DIRECTION: From the entries below, pull out each line where "комиссией" appears.

GIVEN DATA:
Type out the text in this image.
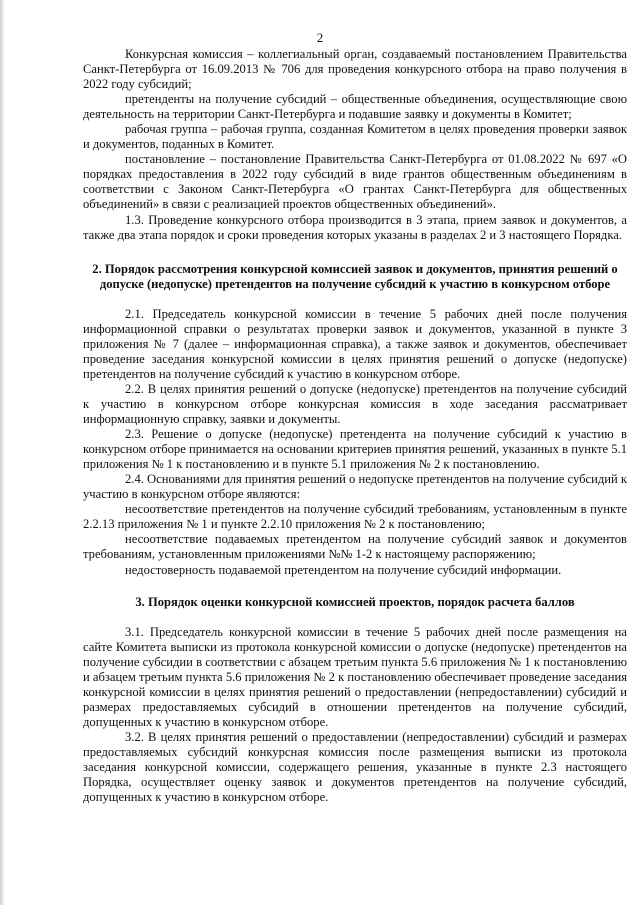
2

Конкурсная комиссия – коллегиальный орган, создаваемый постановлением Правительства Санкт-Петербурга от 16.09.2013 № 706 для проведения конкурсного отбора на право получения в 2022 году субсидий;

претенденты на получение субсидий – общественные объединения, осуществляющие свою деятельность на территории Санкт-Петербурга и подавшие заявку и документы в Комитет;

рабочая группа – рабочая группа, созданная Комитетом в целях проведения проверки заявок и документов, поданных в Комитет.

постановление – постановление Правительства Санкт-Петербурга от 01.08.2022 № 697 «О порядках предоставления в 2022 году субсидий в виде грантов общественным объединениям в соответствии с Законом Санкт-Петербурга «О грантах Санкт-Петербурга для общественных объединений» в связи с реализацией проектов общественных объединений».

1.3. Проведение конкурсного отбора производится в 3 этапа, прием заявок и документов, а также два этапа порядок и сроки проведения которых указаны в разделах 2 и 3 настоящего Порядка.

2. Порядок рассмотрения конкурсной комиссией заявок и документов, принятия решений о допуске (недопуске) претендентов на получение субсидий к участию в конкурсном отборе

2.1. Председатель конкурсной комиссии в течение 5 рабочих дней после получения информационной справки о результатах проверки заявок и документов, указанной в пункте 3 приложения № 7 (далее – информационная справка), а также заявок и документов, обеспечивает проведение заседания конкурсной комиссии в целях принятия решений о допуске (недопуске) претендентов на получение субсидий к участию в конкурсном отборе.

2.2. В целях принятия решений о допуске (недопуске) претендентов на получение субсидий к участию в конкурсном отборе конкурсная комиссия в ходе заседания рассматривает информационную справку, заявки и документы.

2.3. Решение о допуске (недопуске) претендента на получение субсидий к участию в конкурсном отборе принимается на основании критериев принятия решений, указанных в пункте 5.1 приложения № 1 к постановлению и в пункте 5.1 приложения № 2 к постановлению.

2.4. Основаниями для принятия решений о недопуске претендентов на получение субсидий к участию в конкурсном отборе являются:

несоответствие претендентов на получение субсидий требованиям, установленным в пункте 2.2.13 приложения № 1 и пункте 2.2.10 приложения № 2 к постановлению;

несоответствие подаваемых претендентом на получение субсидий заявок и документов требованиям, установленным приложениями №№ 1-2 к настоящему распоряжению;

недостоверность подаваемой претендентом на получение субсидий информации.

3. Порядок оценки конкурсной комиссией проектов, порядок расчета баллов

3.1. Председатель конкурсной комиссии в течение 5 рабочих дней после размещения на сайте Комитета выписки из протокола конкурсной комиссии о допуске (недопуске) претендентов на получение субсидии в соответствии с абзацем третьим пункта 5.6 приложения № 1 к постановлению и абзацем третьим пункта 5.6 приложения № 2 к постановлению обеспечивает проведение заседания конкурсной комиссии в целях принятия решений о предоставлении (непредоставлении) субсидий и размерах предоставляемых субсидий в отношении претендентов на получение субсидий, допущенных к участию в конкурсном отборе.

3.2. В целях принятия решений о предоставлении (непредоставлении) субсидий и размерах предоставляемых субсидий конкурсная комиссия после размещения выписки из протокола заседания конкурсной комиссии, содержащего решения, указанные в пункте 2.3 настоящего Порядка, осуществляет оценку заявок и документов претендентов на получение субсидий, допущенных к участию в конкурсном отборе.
--
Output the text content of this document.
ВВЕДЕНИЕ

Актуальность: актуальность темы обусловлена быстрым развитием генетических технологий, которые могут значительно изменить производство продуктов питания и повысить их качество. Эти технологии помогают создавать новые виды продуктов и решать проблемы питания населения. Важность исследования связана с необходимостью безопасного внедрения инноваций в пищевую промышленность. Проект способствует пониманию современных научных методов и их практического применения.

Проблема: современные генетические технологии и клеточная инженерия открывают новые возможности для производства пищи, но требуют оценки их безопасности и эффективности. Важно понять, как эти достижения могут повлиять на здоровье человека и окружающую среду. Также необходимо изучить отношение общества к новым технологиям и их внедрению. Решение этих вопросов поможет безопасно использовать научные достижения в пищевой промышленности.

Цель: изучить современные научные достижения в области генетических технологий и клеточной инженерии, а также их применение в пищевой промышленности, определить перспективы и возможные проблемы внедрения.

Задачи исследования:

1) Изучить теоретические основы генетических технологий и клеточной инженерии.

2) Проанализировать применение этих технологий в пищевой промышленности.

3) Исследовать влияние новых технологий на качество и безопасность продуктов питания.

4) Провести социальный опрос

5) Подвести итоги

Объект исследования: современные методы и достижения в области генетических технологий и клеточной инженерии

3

RESULT:
2. Порядок рассмотрения конкурсной комиссией заявок и документов, принятия решений о допуске (недопуске) претендентов на получение субсидий к участию в конкурсном отборе
3. Порядок оценки конкурсной комиссией проектов, порядок расчета баллов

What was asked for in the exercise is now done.